PROBLEM DETAILS.
Reading the listing below, count the lines that contain the word "What" and give that count alone.

-*-*-

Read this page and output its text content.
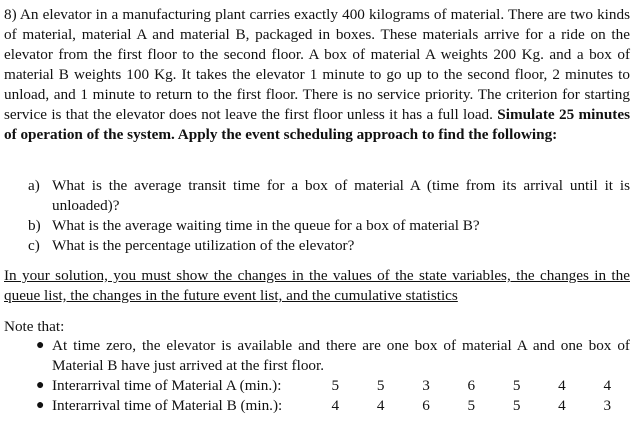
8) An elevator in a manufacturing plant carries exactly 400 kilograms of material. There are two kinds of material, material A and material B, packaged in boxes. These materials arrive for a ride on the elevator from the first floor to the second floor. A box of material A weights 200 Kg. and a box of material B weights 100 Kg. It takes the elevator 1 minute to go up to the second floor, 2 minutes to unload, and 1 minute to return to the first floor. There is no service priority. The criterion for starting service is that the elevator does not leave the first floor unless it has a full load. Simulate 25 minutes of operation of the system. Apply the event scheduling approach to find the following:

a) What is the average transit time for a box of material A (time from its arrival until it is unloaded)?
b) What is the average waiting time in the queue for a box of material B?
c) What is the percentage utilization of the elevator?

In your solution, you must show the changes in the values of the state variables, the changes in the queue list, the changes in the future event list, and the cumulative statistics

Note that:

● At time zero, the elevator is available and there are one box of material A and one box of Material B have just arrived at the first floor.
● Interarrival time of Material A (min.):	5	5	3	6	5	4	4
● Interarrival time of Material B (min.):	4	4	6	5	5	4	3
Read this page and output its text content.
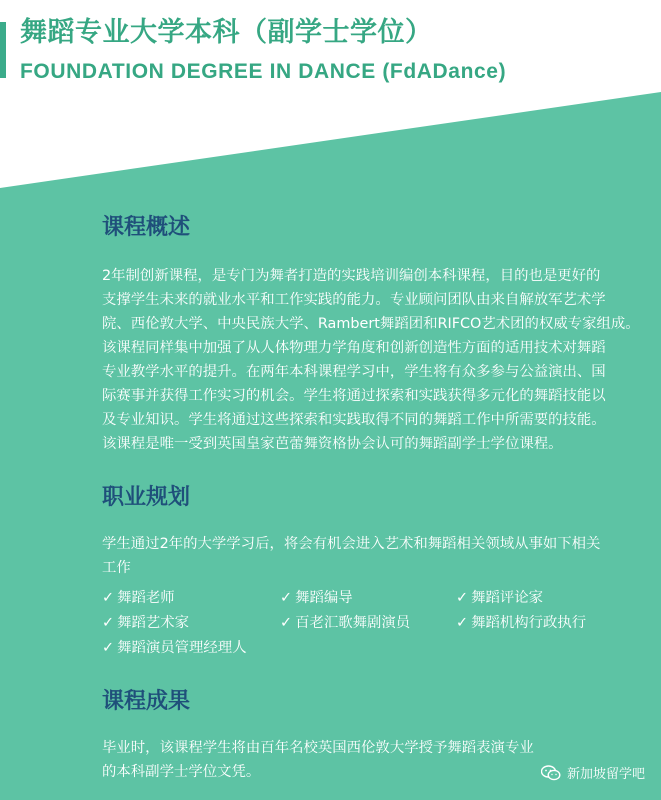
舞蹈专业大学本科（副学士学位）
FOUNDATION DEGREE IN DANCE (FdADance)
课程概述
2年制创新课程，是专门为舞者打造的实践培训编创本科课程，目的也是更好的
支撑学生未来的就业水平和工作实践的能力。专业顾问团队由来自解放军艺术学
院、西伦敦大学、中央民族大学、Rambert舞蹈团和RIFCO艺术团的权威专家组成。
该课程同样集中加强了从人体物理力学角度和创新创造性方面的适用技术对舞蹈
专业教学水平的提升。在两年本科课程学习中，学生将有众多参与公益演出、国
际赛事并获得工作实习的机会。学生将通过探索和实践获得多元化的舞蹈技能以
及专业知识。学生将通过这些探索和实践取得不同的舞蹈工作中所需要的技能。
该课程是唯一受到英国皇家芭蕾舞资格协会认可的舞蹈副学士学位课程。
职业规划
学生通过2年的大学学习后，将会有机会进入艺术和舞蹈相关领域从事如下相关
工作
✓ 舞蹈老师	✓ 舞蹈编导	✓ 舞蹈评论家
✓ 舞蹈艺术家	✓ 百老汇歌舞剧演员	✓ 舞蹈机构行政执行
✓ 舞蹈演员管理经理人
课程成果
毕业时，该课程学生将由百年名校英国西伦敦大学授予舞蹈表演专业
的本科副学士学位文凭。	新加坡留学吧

-*-*-

TASK ANSWER.
3